- Problem to solve -
List each line holding the string "observed".

- Given records -
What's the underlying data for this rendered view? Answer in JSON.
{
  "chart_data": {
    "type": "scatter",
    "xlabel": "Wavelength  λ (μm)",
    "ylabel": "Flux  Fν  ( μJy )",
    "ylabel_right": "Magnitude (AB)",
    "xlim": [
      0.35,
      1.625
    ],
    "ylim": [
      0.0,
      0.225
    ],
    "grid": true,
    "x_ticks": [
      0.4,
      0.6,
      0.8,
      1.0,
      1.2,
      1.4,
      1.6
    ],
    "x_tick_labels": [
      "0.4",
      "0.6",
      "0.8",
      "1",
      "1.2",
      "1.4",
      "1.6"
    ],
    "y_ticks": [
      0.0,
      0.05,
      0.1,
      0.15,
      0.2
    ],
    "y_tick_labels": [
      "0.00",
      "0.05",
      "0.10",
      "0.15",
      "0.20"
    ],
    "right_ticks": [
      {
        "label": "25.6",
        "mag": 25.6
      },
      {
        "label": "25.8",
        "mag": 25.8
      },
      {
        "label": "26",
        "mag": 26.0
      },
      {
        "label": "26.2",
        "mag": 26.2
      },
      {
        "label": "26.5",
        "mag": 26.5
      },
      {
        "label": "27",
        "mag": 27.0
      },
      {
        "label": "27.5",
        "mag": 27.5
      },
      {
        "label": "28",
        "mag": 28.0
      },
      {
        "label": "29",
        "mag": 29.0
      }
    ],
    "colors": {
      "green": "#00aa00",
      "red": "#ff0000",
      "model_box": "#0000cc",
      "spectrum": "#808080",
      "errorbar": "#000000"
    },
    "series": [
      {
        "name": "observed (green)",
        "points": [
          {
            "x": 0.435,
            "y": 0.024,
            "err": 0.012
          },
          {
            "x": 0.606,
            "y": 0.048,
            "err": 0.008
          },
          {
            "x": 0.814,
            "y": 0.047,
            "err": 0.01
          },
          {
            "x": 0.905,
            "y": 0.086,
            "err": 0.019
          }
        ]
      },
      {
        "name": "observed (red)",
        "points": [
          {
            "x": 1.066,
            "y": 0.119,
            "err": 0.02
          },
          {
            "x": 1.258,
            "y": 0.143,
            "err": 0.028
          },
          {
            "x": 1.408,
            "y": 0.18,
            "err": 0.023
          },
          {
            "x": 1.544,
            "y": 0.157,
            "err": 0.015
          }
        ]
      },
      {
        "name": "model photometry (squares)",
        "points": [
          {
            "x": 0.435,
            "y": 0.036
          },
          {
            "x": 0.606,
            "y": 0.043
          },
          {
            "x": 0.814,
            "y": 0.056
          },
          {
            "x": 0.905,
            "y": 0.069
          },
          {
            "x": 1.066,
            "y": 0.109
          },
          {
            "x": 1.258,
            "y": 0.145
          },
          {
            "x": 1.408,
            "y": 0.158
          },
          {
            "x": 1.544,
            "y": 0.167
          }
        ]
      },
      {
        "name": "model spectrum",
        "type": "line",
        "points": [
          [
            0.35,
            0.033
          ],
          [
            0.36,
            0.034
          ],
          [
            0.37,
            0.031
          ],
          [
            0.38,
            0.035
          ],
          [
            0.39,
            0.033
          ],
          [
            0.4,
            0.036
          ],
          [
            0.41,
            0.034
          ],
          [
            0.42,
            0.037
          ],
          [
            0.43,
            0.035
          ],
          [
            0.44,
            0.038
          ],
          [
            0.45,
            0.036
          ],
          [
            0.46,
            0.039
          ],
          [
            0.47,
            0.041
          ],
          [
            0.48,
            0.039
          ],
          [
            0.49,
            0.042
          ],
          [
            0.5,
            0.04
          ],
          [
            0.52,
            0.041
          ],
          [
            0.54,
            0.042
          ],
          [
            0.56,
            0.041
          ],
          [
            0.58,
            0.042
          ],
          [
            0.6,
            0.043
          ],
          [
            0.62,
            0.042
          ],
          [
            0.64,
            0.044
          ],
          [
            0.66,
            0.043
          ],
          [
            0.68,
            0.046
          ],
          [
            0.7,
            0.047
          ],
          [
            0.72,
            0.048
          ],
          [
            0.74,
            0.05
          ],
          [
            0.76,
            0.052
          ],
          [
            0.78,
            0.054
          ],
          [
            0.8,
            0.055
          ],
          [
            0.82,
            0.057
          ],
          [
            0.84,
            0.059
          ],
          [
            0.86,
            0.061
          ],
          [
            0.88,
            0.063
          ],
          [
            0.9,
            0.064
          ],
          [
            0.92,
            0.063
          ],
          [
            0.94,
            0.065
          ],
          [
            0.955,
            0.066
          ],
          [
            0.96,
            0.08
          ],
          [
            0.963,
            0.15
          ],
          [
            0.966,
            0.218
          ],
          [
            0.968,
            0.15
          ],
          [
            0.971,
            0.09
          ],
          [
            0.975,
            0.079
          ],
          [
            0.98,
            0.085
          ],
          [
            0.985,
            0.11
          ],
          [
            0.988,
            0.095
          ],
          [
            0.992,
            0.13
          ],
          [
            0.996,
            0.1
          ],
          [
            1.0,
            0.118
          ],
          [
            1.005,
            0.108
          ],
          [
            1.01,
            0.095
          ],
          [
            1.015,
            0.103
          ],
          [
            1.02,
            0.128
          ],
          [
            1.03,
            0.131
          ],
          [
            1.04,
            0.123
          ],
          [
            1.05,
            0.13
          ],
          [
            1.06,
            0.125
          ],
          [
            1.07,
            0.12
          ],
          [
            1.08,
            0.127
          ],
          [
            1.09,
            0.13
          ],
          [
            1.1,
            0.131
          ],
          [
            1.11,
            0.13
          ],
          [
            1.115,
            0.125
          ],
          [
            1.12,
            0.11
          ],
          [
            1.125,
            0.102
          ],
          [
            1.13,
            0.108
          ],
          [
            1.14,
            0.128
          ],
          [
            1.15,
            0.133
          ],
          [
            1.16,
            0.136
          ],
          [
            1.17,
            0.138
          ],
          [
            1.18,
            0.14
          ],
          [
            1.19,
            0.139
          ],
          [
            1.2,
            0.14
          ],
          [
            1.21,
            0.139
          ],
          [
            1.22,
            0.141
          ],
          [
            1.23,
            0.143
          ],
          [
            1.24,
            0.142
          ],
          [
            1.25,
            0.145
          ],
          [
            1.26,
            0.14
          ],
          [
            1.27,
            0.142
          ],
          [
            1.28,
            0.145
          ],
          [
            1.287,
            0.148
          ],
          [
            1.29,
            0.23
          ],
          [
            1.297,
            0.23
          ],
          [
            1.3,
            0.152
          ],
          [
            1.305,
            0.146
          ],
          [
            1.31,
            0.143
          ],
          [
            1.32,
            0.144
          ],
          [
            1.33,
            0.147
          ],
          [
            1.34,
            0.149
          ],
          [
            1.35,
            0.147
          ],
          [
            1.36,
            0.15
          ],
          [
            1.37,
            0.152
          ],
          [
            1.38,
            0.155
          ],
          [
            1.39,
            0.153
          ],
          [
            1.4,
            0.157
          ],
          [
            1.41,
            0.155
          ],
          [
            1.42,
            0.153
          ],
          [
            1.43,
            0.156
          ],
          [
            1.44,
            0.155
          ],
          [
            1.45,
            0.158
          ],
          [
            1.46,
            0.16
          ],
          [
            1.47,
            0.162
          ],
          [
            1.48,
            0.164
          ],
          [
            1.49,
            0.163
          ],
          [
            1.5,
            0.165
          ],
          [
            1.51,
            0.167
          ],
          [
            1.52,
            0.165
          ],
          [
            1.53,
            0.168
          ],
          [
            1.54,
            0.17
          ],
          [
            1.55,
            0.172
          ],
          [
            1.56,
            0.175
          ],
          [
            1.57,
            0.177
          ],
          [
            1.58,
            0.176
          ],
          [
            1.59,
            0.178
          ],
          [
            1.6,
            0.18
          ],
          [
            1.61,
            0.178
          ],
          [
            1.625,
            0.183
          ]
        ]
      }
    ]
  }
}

- Solution for this task -
        "name": "observed (green)",
        "name": "observed (red)",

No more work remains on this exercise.